■ **PROBLEM TO SOLVE**:
Identify every line in the records below that contains the word "Number", and reproduce each one.

■ **EXTRACTED ENTRIES**:
(begin)

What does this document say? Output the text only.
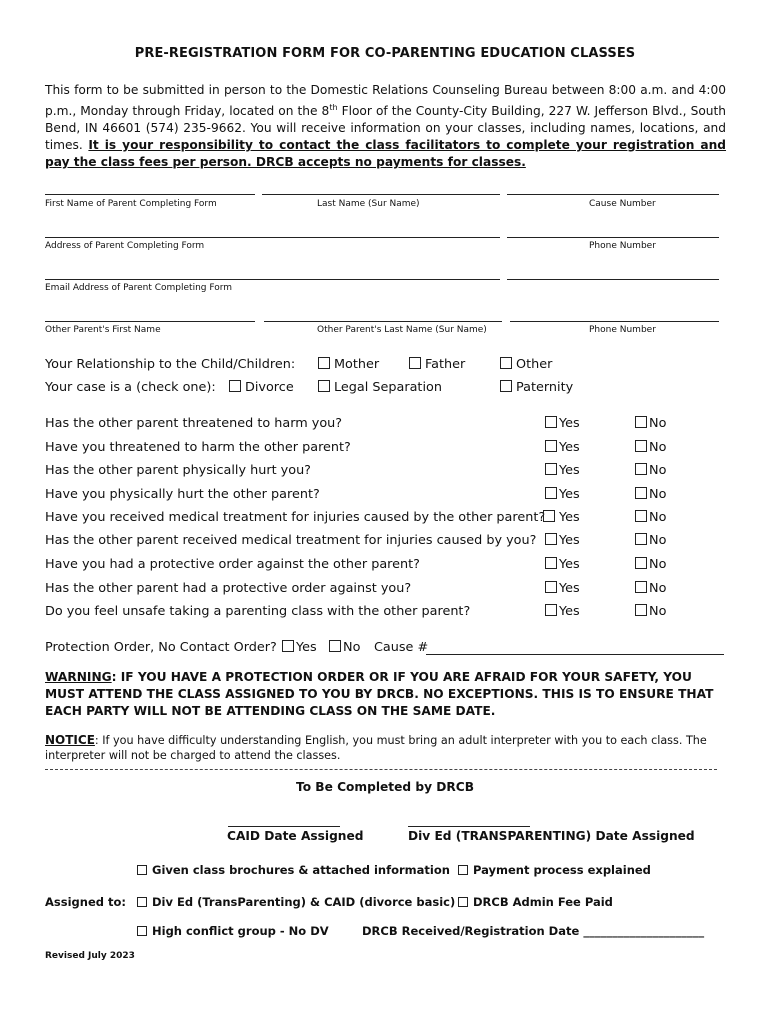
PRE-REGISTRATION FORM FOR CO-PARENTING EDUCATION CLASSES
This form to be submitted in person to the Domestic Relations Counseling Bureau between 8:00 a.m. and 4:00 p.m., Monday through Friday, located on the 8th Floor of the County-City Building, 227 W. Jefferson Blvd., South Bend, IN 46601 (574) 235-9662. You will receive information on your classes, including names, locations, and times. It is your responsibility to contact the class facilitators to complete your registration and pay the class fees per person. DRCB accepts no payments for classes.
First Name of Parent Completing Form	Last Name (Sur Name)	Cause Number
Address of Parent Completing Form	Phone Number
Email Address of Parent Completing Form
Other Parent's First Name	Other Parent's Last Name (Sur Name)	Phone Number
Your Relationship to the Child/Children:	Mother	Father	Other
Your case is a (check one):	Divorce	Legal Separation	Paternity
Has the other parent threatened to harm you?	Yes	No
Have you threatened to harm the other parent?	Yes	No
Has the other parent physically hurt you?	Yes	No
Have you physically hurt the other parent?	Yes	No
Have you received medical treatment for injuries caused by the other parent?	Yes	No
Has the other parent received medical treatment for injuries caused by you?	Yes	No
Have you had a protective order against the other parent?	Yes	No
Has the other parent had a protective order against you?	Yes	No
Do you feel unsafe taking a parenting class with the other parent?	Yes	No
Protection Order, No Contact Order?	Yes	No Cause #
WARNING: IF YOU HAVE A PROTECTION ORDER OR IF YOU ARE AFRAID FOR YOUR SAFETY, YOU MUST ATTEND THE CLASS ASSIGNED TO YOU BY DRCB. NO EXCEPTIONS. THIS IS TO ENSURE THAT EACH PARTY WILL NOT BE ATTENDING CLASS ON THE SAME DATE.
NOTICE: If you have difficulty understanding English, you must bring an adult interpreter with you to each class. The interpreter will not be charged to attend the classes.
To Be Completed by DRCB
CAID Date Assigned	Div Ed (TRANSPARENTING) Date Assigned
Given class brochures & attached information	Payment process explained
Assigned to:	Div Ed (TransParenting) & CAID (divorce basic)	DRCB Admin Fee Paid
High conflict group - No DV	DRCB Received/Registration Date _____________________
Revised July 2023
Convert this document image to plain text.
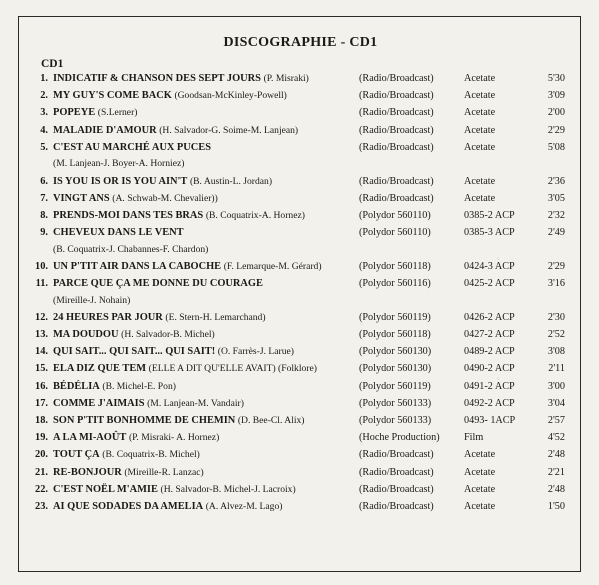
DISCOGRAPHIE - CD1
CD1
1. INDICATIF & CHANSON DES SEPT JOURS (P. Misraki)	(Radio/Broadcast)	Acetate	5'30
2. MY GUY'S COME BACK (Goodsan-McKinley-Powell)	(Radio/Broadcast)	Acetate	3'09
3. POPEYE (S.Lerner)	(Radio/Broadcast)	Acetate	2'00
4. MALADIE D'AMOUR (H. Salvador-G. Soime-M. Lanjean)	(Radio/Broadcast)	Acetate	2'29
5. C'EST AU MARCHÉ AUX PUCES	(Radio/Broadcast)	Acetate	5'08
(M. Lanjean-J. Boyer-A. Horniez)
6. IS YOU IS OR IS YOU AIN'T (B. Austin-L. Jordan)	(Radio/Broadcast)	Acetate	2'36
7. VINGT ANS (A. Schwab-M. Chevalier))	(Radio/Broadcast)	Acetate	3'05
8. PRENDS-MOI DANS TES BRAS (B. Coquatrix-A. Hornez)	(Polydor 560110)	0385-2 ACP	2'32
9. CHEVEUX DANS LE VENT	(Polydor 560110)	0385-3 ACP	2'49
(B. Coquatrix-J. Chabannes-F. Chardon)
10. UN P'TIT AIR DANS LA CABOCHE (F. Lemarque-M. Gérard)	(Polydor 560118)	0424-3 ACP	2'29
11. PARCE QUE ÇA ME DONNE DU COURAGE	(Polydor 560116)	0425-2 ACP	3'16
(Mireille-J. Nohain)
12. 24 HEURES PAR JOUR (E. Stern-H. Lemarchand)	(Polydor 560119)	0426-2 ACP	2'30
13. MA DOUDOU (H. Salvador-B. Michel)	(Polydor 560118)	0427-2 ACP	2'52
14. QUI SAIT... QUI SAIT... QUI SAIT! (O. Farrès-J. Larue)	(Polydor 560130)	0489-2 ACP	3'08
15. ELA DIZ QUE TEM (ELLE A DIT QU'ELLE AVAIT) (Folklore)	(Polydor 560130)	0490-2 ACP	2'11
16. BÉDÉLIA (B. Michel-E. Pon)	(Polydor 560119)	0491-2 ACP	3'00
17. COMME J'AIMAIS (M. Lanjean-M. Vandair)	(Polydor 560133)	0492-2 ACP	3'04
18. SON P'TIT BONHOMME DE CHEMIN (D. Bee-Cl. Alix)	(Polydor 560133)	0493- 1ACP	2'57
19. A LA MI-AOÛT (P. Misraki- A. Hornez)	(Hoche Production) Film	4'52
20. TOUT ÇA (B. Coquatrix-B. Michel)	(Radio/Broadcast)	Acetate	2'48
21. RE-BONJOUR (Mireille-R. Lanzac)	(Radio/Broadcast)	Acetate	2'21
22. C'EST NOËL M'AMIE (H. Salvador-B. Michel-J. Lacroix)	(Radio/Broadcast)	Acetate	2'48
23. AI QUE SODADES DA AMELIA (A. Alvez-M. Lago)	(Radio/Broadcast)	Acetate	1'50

(end)

■ **WRITTEN SOLUTION**:
First Name of Parent Completing Form	Last Name (Sur Name)	Cause Number
Address of Parent Completing Form	Phone Number
Other Parent's First Name	Other Parent's Last Name (Sur Name)	Phone Number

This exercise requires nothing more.